**Part of a data file:**

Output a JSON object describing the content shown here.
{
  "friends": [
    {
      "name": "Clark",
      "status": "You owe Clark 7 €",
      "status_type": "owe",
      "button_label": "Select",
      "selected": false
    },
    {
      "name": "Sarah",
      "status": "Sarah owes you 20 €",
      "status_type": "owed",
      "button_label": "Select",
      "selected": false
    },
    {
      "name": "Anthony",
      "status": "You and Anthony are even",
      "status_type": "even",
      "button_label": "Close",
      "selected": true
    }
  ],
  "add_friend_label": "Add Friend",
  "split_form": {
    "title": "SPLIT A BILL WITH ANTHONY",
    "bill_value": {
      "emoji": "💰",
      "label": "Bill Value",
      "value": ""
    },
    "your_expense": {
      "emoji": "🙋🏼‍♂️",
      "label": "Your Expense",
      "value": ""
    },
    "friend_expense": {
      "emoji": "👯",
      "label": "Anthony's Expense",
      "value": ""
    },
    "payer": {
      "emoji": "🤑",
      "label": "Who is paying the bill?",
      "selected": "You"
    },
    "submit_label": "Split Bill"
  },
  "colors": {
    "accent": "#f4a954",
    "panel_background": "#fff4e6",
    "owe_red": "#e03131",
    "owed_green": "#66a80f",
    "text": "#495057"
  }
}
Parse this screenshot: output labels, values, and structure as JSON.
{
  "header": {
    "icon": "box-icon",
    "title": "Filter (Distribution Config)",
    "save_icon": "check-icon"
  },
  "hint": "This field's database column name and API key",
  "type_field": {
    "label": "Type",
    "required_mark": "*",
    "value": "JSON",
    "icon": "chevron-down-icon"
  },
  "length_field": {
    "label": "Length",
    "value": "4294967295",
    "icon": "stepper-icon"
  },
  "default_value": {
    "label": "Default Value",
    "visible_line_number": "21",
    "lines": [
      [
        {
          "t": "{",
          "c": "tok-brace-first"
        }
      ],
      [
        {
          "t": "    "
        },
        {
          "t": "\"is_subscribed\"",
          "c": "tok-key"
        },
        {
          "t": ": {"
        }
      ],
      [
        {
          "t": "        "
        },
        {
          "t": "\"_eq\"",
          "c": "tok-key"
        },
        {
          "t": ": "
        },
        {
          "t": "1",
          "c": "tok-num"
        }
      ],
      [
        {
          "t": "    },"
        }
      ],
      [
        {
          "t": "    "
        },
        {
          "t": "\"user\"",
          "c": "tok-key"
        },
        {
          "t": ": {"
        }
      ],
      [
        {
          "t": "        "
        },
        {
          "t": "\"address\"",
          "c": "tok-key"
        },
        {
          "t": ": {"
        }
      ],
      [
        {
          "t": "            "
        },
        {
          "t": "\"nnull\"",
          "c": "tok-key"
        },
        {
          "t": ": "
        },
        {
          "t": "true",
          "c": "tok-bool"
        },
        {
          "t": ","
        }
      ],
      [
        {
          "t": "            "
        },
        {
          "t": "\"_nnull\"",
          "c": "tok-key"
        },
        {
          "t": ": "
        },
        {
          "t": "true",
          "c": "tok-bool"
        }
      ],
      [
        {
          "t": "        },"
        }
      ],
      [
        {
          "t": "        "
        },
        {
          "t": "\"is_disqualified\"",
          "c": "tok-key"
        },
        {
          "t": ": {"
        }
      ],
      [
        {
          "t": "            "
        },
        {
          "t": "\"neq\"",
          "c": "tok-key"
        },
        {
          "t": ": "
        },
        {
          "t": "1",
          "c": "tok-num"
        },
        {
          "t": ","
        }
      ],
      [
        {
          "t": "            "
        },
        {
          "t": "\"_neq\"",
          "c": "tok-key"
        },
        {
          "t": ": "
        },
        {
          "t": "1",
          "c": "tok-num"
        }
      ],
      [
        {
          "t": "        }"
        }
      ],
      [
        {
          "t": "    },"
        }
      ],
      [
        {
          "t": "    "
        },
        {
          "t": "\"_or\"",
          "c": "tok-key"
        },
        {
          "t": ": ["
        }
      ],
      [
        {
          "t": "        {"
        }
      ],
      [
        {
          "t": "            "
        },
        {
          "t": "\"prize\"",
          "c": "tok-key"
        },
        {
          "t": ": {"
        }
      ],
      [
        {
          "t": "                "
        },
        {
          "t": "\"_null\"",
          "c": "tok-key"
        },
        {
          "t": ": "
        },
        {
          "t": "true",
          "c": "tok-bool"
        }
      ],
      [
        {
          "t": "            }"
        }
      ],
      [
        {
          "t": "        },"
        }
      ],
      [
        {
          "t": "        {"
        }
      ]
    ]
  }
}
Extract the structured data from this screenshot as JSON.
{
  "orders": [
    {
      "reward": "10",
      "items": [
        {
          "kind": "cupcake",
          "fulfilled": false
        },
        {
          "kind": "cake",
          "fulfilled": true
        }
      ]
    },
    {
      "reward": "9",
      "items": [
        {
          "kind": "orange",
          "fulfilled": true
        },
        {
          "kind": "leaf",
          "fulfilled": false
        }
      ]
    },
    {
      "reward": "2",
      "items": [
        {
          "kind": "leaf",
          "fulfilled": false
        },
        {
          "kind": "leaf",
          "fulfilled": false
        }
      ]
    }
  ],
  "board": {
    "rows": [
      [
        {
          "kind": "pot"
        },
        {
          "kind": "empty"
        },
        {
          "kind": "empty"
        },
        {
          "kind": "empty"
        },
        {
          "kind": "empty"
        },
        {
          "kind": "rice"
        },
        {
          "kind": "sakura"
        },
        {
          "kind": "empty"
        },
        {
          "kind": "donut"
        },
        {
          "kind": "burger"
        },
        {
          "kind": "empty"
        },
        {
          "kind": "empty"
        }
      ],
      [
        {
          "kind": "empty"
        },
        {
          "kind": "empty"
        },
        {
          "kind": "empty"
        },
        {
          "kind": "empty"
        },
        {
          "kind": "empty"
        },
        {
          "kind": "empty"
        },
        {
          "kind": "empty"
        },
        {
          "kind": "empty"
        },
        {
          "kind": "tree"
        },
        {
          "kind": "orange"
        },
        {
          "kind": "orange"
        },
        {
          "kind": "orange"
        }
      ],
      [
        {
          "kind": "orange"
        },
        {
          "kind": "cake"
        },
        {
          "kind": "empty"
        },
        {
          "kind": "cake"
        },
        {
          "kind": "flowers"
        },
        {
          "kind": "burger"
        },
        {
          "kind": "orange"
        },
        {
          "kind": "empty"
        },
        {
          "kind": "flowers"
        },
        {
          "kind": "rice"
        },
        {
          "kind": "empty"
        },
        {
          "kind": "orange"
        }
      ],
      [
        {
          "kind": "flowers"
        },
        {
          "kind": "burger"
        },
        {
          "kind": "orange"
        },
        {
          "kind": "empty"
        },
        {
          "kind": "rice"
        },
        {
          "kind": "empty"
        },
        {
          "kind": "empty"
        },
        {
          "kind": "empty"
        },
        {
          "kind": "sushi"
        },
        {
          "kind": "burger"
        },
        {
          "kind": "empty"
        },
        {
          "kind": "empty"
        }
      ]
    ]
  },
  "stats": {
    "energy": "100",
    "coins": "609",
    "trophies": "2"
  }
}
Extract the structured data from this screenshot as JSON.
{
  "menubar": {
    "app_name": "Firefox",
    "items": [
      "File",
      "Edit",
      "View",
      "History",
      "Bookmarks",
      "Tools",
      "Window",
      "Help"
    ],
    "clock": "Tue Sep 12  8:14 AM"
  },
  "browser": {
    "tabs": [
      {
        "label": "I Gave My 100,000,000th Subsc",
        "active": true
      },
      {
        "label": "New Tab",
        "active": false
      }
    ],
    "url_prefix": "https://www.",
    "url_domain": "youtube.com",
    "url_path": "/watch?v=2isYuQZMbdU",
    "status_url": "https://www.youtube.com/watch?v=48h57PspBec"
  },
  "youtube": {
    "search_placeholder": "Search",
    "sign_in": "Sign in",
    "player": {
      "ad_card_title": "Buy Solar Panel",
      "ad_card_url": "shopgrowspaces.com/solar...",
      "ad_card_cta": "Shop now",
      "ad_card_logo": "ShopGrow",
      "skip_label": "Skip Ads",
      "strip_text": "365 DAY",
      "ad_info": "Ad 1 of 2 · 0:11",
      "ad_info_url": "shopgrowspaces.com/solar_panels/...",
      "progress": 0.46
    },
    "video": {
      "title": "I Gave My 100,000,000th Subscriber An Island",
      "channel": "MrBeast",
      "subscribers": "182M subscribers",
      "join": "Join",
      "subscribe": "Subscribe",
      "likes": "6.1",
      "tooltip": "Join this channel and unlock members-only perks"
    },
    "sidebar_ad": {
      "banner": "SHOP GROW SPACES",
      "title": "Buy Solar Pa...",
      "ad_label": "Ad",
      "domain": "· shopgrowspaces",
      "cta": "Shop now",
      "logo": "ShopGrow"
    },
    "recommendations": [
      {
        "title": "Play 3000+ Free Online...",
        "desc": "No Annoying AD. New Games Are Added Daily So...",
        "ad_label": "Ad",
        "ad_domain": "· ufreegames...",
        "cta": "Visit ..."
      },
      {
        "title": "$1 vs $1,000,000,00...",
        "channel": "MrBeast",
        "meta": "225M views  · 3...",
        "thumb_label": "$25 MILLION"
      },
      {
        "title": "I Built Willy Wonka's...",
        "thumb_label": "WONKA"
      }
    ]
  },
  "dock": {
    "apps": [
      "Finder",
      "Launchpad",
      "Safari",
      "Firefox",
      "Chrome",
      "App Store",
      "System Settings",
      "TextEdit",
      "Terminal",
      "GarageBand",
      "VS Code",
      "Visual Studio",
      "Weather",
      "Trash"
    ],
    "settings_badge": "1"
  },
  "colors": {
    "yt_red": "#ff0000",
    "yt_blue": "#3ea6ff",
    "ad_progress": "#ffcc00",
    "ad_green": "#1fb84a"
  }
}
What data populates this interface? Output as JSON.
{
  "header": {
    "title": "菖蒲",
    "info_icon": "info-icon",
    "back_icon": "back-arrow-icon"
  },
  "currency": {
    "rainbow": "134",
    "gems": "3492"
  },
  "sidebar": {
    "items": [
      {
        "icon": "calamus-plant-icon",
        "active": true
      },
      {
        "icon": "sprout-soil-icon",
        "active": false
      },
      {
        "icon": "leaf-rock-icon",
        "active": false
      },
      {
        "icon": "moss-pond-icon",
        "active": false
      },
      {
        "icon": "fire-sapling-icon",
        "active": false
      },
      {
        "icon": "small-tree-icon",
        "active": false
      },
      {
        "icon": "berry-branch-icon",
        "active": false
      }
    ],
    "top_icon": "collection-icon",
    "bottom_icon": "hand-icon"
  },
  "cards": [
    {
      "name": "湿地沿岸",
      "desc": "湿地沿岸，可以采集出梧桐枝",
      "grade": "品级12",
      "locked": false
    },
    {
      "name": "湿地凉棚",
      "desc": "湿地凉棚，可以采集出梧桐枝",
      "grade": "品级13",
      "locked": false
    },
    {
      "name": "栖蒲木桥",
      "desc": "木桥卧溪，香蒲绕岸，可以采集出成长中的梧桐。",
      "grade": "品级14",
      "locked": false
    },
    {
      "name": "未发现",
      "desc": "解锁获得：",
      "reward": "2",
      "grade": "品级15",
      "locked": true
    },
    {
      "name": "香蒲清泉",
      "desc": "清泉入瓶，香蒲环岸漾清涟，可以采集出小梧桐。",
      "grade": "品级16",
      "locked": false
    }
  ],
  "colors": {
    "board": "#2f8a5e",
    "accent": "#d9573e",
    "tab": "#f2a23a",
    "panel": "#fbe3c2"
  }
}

**STATED GOAL:**
Write out exactly the lines starting with the one that holds "What data populates" and running through the last line above.

**TASK ANSWER:**
What data populates this interface? Output as JSON.
{
  "header": {
    "title": "菖蒲",
    "info_icon": "info-icon",
    "back_icon": "back-arrow-icon"
  },
  "currency": {
    "rainbow": "134",
    "gems": "3492"
  },
  "sidebar": {
    "items": [
      {
        "icon": "calamus-plant-icon",
        "active": true
      },
      {
        "icon": "sprout-soil-icon",
        "active": false
      },
      {
        "icon": "leaf-rock-icon",
        "active": false
      },
      {
        "icon": "moss-pond-icon",
        "active": false
      },
      {
        "icon": "fire-sapling-icon",
        "active": false
      },
      {
        "icon": "small-tree-icon",
        "active": false
      },
      {
        "icon": "berry-branch-icon",
        "active": false
      }
    ],
    "top_icon": "collection-icon",
    "bottom_icon": "hand-icon"
  },
  "cards": [
    {
      "name": "湿地沿岸",
      "desc": "湿地沿岸，可以采集出梧桐枝",
      "grade": "品级12",
      "locked": false
    },
    {
      "name": "湿地凉棚",
      "desc": "湿地凉棚，可以采集出梧桐枝",
      "grade": "品级13",
      "locked": false
    },
    {
      "name": "栖蒲木桥",
      "desc": "木桥卧溪，香蒲绕岸，可以采集出成长中的梧桐。",
      "grade": "品级14",
      "locked": false
    },
    {
      "name": "未发现",
      "desc": "解锁获得：",
      "reward": "2",
      "grade": "品级15",
      "locked": true
    },
    {
      "name": "香蒲清泉",
      "desc": "清泉入瓶，香蒲环岸漾清涟，可以采集出小梧桐。",
      "grade": "品级16",
      "locked": false
    }
  ],
  "colors": {
    "board": "#2f8a5e",
    "accent": "#d9573e",
    "tab": "#f2a23a",
    "panel": "#fbe3c2"
  }
}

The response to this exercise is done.